**** RECORDS SHOWN ****
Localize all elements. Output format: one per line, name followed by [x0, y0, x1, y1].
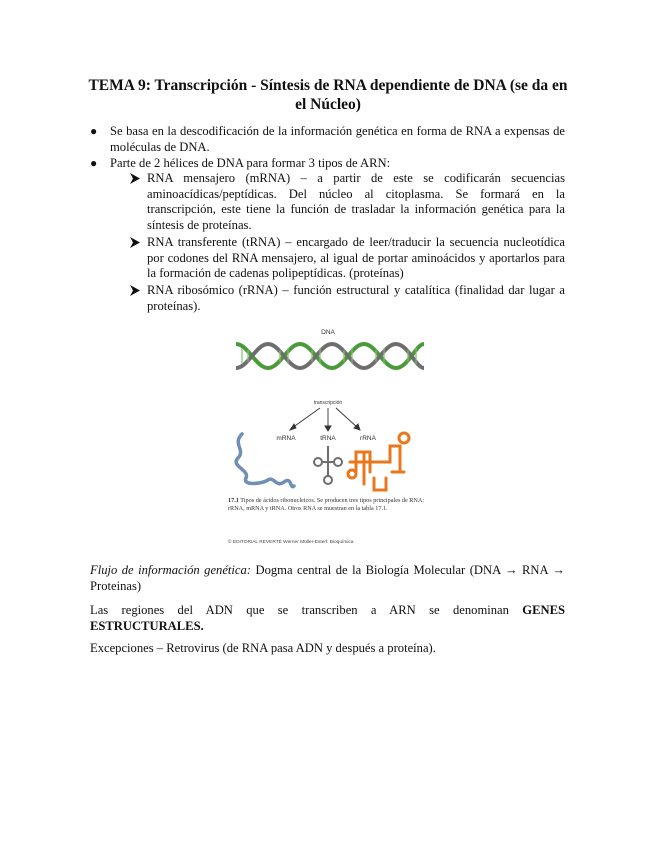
genes-bold: GENES ESTRUCTURALES.: [90, 603, 565, 633]
subbullet-item: [130, 171, 565, 235]
rna-types-figure: [228, 322, 428, 552]
trna-label: tRNA: [320, 435, 336, 442]
exceptions-paragraph: Excepciones – Retrovirus (de RNA pasa ADN y después a proteína).: [90, 641, 436, 655]
arrow-bullet-icon: [130, 173, 140, 184]
bullet-dot-icon: ●: [90, 124, 98, 138]
figure-credit: © EDITORIAL REVERTÉ Werner Müller-Esterl: Bioquímica: [228, 540, 354, 545]
page-title: TEMA 9: Transcripción - Síntesis de RNA dependiente de DNA (se da en el Núcleo): [88, 77, 568, 113]
bullet-text: Parte de 2 hélices de DNA para formar 3 tipos de ARN:: [110, 156, 391, 170]
trna-cloverleaf-icon: [314, 446, 342, 484]
bullet-dot-icon: ●: [90, 156, 98, 170]
rrna-label: rRNA: [360, 435, 376, 442]
flow-label: Flujo de información genética:: [90, 563, 251, 577]
subbullet-text: RNA transferente (tRNA) – encargado de leer/traducir la secuencia nucleotídica por codones del RNA mensajero, al igual de portar aminoácidos y aportarlos para la formación de cadenas polipeptídicas. (proteínas): [147, 235, 565, 281]
subbullet-text: RNA ribosómico (rRNA) – función estructural y catalítica (finalidad dar lugar a proteínas).: [147, 283, 565, 313]
flow-text: Dogma central de la Biología Molecular (DNA → RNA → Proteinas): [90, 563, 565, 593]
mrna-label: mRNA: [276, 435, 296, 442]
genes-paragraph: [90, 603, 565, 634]
bullet-item: [90, 124, 565, 156]
transcription-label: transcripción: [313, 400, 343, 406]
dna-helix-icon: [236, 344, 424, 368]
subbullet-item: [130, 235, 565, 283]
figure-caption: [228, 497, 428, 512]
dna-label: DNA: [321, 329, 335, 336]
subbullet-text: RNA mensajero (mRNA) – a partir de este se codificarán secuencias aminoacídicas/peptídicas. Del núcleo al citoplasma. Se formará en la transcripción, este tiene la función de trasladar la información genética para la síntesis de proteínas.: [147, 171, 565, 232]
arrow-bullet-icon: [130, 237, 140, 248]
caption-text: Tipos de ácidos ribonucleicos. Se producen tres tipos principales de RNA: rRNA, mRNA y tRNA. Otros RNA se muestran en la tabla 17.1.: [228, 497, 425, 512]
rrna-structure-icon: [348, 433, 409, 490]
bullet-text: Se basa en la descodificación de la información genética en forma de RNA a expensas de moléculas de DNA.: [110, 124, 565, 154]
arrow-bullet-icon: [130, 285, 140, 296]
transcription-arrows-icon: [290, 408, 360, 431]
caption-number: 17.1: [228, 497, 239, 504]
flow-paragraph: [90, 563, 565, 594]
genes-text: Las regiones del ADN que se transcriben a ARN se denominan: [90, 603, 523, 617]
subbullet-item: [130, 283, 565, 315]
bullet-item: [90, 156, 565, 172]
****
### AIM OF THE TASK
None of the pictures should appear; the rest of the entries must be reproduced exactly.

### RESPONSE TO THIS TASK
Localize all elements. Output format: one per line, name followed by [x0, y0, x1, y1].
genes-bold: GENES ESTRUCTURALES.: [90, 603, 565, 633]
subbullet-item: [130, 171, 565, 235]
rna-types-figure: [228, 322, 428, 552]
trna-label: tRNA: [320, 435, 336, 442]
exceptions-paragraph: Excepciones – Retrovirus (de RNA pasa ADN y después a proteína).: [90, 641, 436, 655]
arrow-bullet-icon: [130, 173, 140, 184]
bullet-dot-icon: ●: [90, 124, 98, 138]
figure-credit: © EDITORIAL REVERTÉ Werner Müller-Esterl: Bioquímica: [228, 540, 354, 545]
page-title: TEMA 9: Transcripción - Síntesis de RNA dependiente de DNA (se da en el Núcleo): [88, 77, 568, 113]
bullet-text: Parte de 2 hélices de DNA para formar 3 tipos de ARN:: [110, 156, 391, 170]
trna-cloverleaf-icon: [314, 446, 342, 484]
bullet-dot-icon: ●: [90, 156, 98, 170]
rrna-label: rRNA: [360, 435, 376, 442]
flow-label: Flujo de información genética:: [90, 563, 251, 577]
subbullet-text: RNA transferente (tRNA) – encargado de leer/traducir la secuencia nucleotídica por codones del RNA mensajero, al igual de portar aminoácidos y aportarlos para la formación de cadenas polipeptídicas. (proteínas): [147, 235, 565, 281]
subbullet-text: RNA ribosómico (rRNA) – función estructural y catalítica (finalidad dar lugar a proteínas).: [147, 283, 565, 313]
flow-text: Dogma central de la Biología Molecular (DNA → RNA → Proteinas): [90, 563, 565, 593]
mrna-label: mRNA: [276, 435, 296, 442]
genes-paragraph: [90, 603, 565, 634]
bullet-item: [90, 124, 565, 156]
transcription-label: transcripción: [313, 400, 343, 406]
dna-helix-icon: [236, 344, 424, 368]
subbullet-item: [130, 235, 565, 283]
figure-caption: [228, 497, 428, 512]
dna-label: DNA: [321, 329, 335, 336]
subbullet-text: RNA mensajero (mRNA) – a partir de este se codificarán secuencias aminoacídicas/peptídicas. Del núcleo al citoplasma. Se formará en la transcripción, este tiene la función de trasladar la información genética para la síntesis de proteínas.: [147, 171, 565, 232]
arrow-bullet-icon: [130, 237, 140, 248]
caption-text: Tipos de ácidos ribonucleicos. Se producen tres tipos principales de RNA: rRNA, mRNA y tRNA. Otros RNA se muestran en la tabla 17.1.: [228, 497, 425, 512]
rrna-structure-icon: [348, 433, 409, 490]
bullet-text: Se basa en la descodificación de la información genética en forma de RNA a expensas de moléculas de DNA.: [110, 124, 565, 154]
arrow-bullet-icon: [130, 285, 140, 296]
transcription-arrows-icon: [290, 408, 360, 431]
caption-number: 17.1: [228, 497, 239, 504]
flow-paragraph: [90, 563, 565, 594]
genes-text: Las regiones del ADN que se transcriben a ARN se denominan: [90, 603, 523, 617]
subbullet-item: [130, 283, 565, 315]
bullet-item: [90, 156, 565, 172]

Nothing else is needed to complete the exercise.